EXERCISE INPUTS:
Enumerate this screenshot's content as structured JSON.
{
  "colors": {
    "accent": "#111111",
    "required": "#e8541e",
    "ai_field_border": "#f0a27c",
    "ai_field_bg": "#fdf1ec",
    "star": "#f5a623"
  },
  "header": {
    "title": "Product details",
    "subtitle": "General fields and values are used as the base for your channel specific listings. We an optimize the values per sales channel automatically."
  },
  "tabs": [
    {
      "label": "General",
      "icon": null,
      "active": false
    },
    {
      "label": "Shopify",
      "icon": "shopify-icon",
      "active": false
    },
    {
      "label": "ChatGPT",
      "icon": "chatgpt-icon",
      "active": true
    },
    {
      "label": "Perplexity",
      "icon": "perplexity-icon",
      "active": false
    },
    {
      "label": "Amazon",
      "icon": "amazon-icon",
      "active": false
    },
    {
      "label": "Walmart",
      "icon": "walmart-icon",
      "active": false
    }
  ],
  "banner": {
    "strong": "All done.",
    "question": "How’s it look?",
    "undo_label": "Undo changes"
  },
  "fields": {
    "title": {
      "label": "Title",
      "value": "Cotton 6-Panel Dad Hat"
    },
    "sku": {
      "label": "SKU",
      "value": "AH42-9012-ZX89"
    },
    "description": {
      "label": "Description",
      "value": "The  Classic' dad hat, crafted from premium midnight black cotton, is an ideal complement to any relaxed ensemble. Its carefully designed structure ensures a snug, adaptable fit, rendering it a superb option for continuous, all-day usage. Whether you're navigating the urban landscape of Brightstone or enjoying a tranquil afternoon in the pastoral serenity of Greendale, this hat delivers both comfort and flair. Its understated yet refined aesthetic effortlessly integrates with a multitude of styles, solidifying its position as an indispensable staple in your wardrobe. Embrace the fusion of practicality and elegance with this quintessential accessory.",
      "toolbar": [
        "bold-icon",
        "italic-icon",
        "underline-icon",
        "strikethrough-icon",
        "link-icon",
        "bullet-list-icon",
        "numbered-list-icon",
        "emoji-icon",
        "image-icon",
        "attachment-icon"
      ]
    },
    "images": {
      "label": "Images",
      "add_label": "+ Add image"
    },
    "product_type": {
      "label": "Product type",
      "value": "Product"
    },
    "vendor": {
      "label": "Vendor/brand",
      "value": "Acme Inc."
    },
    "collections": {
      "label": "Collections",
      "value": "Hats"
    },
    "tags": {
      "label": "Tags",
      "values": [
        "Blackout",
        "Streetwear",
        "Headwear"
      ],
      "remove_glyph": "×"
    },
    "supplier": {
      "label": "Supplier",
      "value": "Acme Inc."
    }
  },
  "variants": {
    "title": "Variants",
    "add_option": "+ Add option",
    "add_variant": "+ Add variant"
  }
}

SET PROBLEM: The lines above should be duplicated exactly.

THE COMPLETED TASK:
Enumerate this screenshot's content as structured JSON.
{
  "colors": {
    "accent": "#111111",
    "required": "#e8541e",
    "ai_field_border": "#f0a27c",
    "ai_field_bg": "#fdf1ec",
    "star": "#f5a623"
  },
  "header": {
    "title": "Product details",
    "subtitle": "General fields and values are used as the base for your channel specific listings. We an optimize the values per sales channel automatically."
  },
  "tabs": [
    {
      "label": "General",
      "icon": null,
      "active": false
    },
    {
      "label": "Shopify",
      "icon": "shopify-icon",
      "active": false
    },
    {
      "label": "ChatGPT",
      "icon": "chatgpt-icon",
      "active": true
    },
    {
      "label": "Perplexity",
      "icon": "perplexity-icon",
      "active": false
    },
    {
      "label": "Amazon",
      "icon": "amazon-icon",
      "active": false
    },
    {
      "label": "Walmart",
      "icon": "walmart-icon",
      "active": false
    }
  ],
  "banner": {
    "strong": "All done.",
    "question": "How’s it look?",
    "undo_label": "Undo changes"
  },
  "fields": {
    "title": {
      "label": "Title",
      "value": "Cotton 6-Panel Dad Hat"
    },
    "sku": {
      "label": "SKU",
      "value": "AH42-9012-ZX89"
    },
    "description": {
      "label": "Description",
      "value": "The  Classic' dad hat, crafted from premium midnight black cotton, is an ideal complement to any relaxed ensemble. Its carefully designed structure ensures a snug, adaptable fit, rendering it a superb option for continuous, all-day usage. Whether you're navigating the urban landscape of Brightstone or enjoying a tranquil afternoon in the pastoral serenity of Greendale, this hat delivers both comfort and flair. Its understated yet refined aesthetic effortlessly integrates with a multitude of styles, solidifying its position as an indispensable staple in your wardrobe. Embrace the fusion of practicality and elegance with this quintessential accessory.",
      "toolbar": [
        "bold-icon",
        "italic-icon",
        "underline-icon",
        "strikethrough-icon",
        "link-icon",
        "bullet-list-icon",
        "numbered-list-icon",
        "emoji-icon",
        "image-icon",
        "attachment-icon"
      ]
    },
    "images": {
      "label": "Images",
      "add_label": "+ Add image"
    },
    "product_type": {
      "label": "Product type",
      "value": "Product"
    },
    "vendor": {
      "label": "Vendor/brand",
      "value": "Acme Inc."
    },
    "collections": {
      "label": "Collections",
      "value": "Hats"
    },
    "tags": {
      "label": "Tags",
      "values": [
        "Blackout",
        "Streetwear",
        "Headwear"
      ],
      "remove_glyph": "×"
    },
    "supplier": {
      "label": "Supplier",
      "value": "Acme Inc."
    }
  },
  "variants": {
    "title": "Variants",
    "add_option": "+ Add option",
    "add_variant": "+ Add variant"
  }
}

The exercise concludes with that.